++++ Supplied material
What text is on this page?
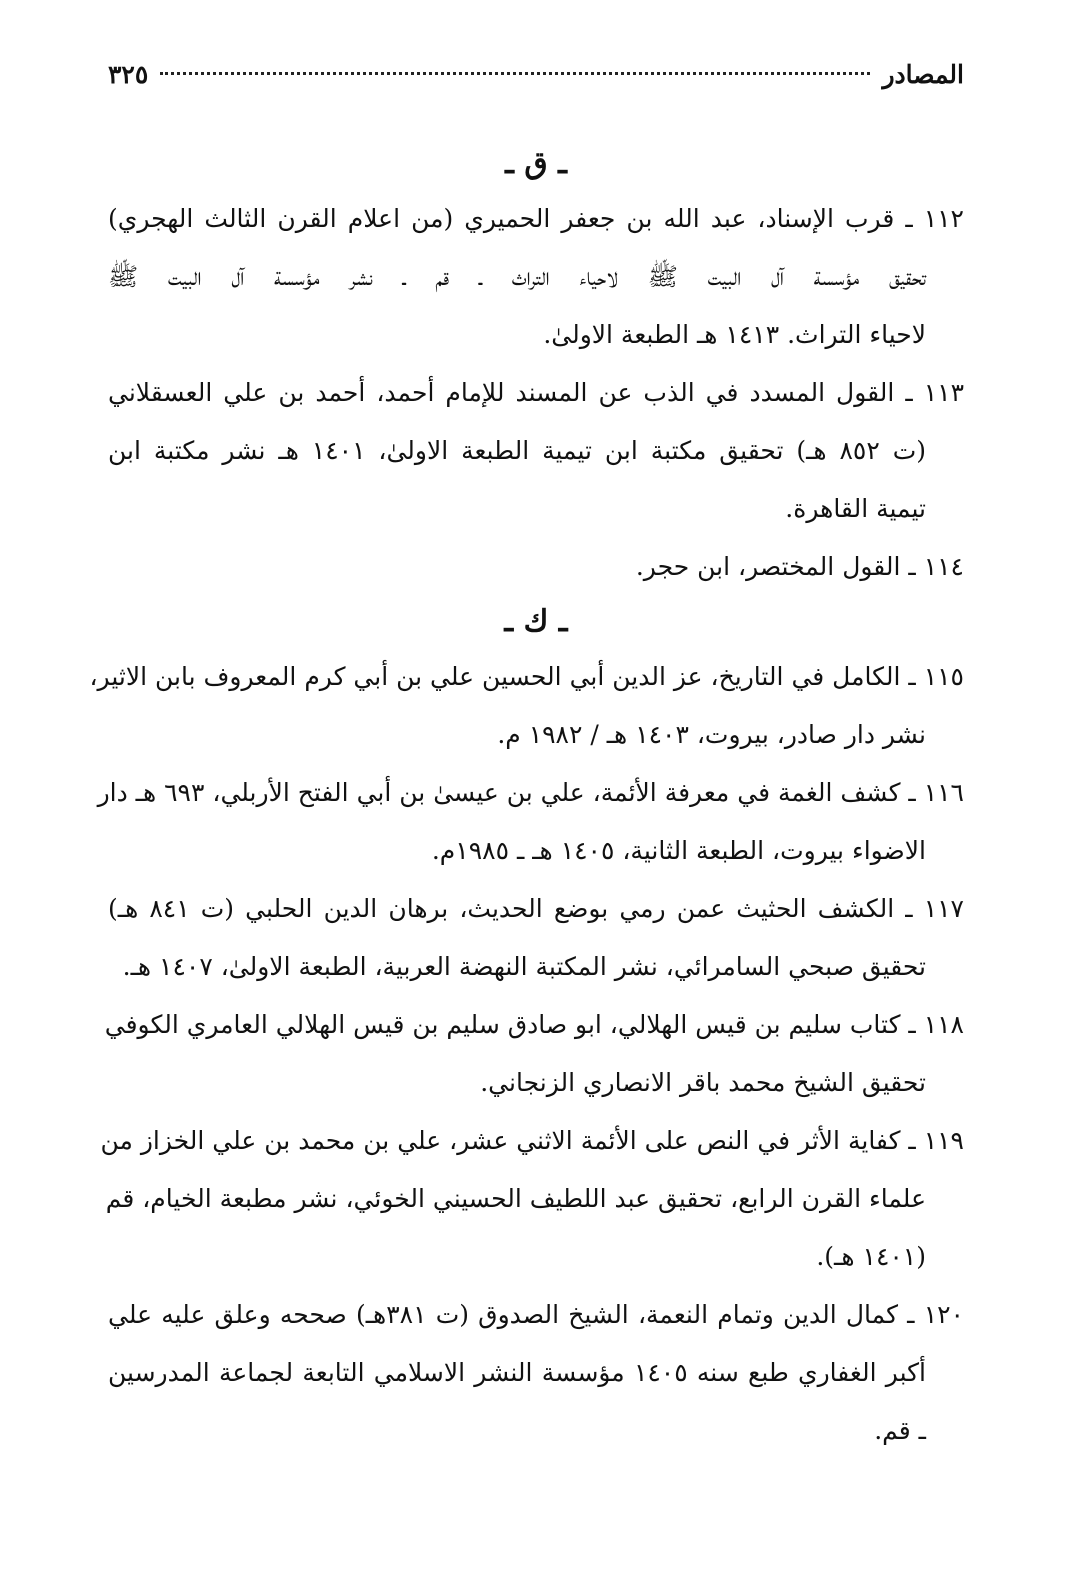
المصادر
٣٢٥
ـ ق ـ
١١٢ ـ قرب الإسناد، عبد الله بن جعفر الحميري (من اعلام القرن الثالث الهجري)
تحقيق مؤسسة آل البيت ﷺ لاحياء التراث ـ قم ـ نشر مؤسسة آل البيت ﷺ
لاحياء التراث. ١٤١٣ هـ الطبعة الاولىٰ.
١١٣ ـ القول المسدد في الذب عن المسند للإمام أحمد، أحمد بن علي العسقلاني
(ت ٨٥٢ هـ) تحقيق مكتبة ابن تيمية الطبعة الاولىٰ، ١٤٠١ هـ نشر مكتبة ابن
تيمية القاهرة.
١١٤ ـ القول المختصر، ابن حجر.
ـ ك ـ
١١٥ ـ الكامل في التاريخ، عز الدين أبي الحسين علي بن أبي كرم المعروف بابن الاثير،
نشر دار صادر، بيروت، ١٤٠٣ هـ / ١٩٨٢ م.
١١٦ ـ كشف الغمة في معرفة الأئمة، علي بن عيسىٰ بن أبي الفتح الأربلي، ٦٩٣ هـ دار
الاضواء بيروت، الطبعة الثانية، ١٤٠٥ هـ ـ ١٩٨٥م.
١١٧ ـ الكشف الحثيث عمن رمي بوضع الحديث، برهان الدين الحلبي (ت ٨٤١ هـ)
تحقيق صبحي السامرائي، نشر المكتبة النهضة العربية، الطبعة الاولىٰ، ١٤٠٧ هـ.
١١٨ ـ كتاب سليم بن قيس الهلالي، ابو صادق سليم بن قيس الهلالي العامري الكوفي
تحقيق الشيخ محمد باقر الانصاري الزنجاني.
١١٩ ـ كفاية الأثر في النص على الأئمة الاثني عشر، علي بن محمد بن علي الخزاز من
علماء القرن الرابع، تحقيق عبد اللطيف الحسيني الخوئي، نشر مطبعة الخيام، قم
(١٤٠١ هـ).
١٢٠ ـ كمال الدين وتمام النعمة، الشيخ الصدوق (ت ٣٨١هـ) صححه وعلق عليه علي
أكبر الغفاري طبع سنه ١٤٠٥ مؤسسة النشر الاسلامي التابعة لجماعة المدرسين
ـ قم.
++++++++
*Problem*: Repeat the data exactly, excluding the pictures.

*Answer for the task*:
What text is on this page?
المصادر
٣٢٥
ـ ق ـ
١١٢ ـ قرب الإسناد، عبد الله بن جعفر الحميري (من اعلام القرن الثالث الهجري)
تحقيق مؤسسة آل البيت ﷺ لاحياء التراث ـ قم ـ نشر مؤسسة آل البيت ﷺ
لاحياء التراث. ١٤١٣ هـ الطبعة الاولىٰ.
١١٣ ـ القول المسدد في الذب عن المسند للإمام أحمد، أحمد بن علي العسقلاني
(ت ٨٥٢ هـ) تحقيق مكتبة ابن تيمية الطبعة الاولىٰ، ١٤٠١ هـ نشر مكتبة ابن
تيمية القاهرة.
١١٤ ـ القول المختصر، ابن حجر.
ـ ك ـ
١١٥ ـ الكامل في التاريخ، عز الدين أبي الحسين علي بن أبي كرم المعروف بابن الاثير،
نشر دار صادر، بيروت، ١٤٠٣ هـ / ١٩٨٢ م.
١١٦ ـ كشف الغمة في معرفة الأئمة، علي بن عيسىٰ بن أبي الفتح الأربلي، ٦٩٣ هـ دار
الاضواء بيروت، الطبعة الثانية، ١٤٠٥ هـ ـ ١٩٨٥م.
١١٧ ـ الكشف الحثيث عمن رمي بوضع الحديث، برهان الدين الحلبي (ت ٨٤١ هـ)
تحقيق صبحي السامرائي، نشر المكتبة النهضة العربية، الطبعة الاولىٰ، ١٤٠٧ هـ.
١١٨ ـ كتاب سليم بن قيس الهلالي، ابو صادق سليم بن قيس الهلالي العامري الكوفي
تحقيق الشيخ محمد باقر الانصاري الزنجاني.
١١٩ ـ كفاية الأثر في النص على الأئمة الاثني عشر، علي بن محمد بن علي الخزاز من
علماء القرن الرابع، تحقيق عبد اللطيف الحسيني الخوئي، نشر مطبعة الخيام، قم
(١٤٠١ هـ).
١٢٠ ـ كمال الدين وتمام النعمة، الشيخ الصدوق (ت ٣٨١هـ) صححه وعلق عليه علي
أكبر الغفاري طبع سنه ١٤٠٥ مؤسسة النشر الاسلامي التابعة لجماعة المدرسين
ـ قم.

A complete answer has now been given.